--- Begin Records for the task ---

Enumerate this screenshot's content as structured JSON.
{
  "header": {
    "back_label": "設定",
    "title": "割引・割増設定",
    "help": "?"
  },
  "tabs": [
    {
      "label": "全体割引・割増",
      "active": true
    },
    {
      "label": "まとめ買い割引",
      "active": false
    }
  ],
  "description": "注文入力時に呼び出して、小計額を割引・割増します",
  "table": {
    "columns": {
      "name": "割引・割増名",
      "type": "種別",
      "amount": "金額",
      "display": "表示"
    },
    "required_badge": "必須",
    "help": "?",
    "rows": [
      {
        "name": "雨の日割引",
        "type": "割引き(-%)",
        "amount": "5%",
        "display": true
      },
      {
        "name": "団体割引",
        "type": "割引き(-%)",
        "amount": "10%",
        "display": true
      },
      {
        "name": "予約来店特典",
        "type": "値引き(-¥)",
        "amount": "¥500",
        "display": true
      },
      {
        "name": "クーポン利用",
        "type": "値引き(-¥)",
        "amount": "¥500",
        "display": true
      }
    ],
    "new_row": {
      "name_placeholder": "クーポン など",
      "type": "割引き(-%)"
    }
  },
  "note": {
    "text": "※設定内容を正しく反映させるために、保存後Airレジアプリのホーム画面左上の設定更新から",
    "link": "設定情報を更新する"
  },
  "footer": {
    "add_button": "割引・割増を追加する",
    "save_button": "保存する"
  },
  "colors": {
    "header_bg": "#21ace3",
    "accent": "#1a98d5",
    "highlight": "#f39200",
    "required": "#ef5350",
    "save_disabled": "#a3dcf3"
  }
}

--- End Records for the task ---

→ **Problem to solve**
The listing above should be transcribed in full, exactly as written.

→ **Complete answer**
Enumerate this screenshot's content as structured JSON.
{
  "header": {
    "back_label": "設定",
    "title": "割引・割増設定",
    "help": "?"
  },
  "tabs": [
    {
      "label": "全体割引・割増",
      "active": true
    },
    {
      "label": "まとめ買い割引",
      "active": false
    }
  ],
  "description": "注文入力時に呼び出して、小計額を割引・割増します",
  "table": {
    "columns": {
      "name": "割引・割増名",
      "type": "種別",
      "amount": "金額",
      "display": "表示"
    },
    "required_badge": "必須",
    "help": "?",
    "rows": [
      {
        "name": "雨の日割引",
        "type": "割引き(-%)",
        "amount": "5%",
        "display": true
      },
      {
        "name": "団体割引",
        "type": "割引き(-%)",
        "amount": "10%",
        "display": true
      },
      {
        "name": "予約来店特典",
        "type": "値引き(-¥)",
        "amount": "¥500",
        "display": true
      },
      {
        "name": "クーポン利用",
        "type": "値引き(-¥)",
        "amount": "¥500",
        "display": true
      }
    ],
    "new_row": {
      "name_placeholder": "クーポン など",
      "type": "割引き(-%)"
    }
  },
  "note": {
    "text": "※設定内容を正しく反映させるために、保存後Airレジアプリのホーム画面左上の設定更新から",
    "link": "設定情報を更新する"
  },
  "footer": {
    "add_button": "割引・割増を追加する",
    "save_button": "保存する"
  },
  "colors": {
    "header_bg": "#21ace3",
    "accent": "#1a98d5",
    "highlight": "#f39200",
    "required": "#ef5350",
    "save_disabled": "#a3dcf3"
  }
}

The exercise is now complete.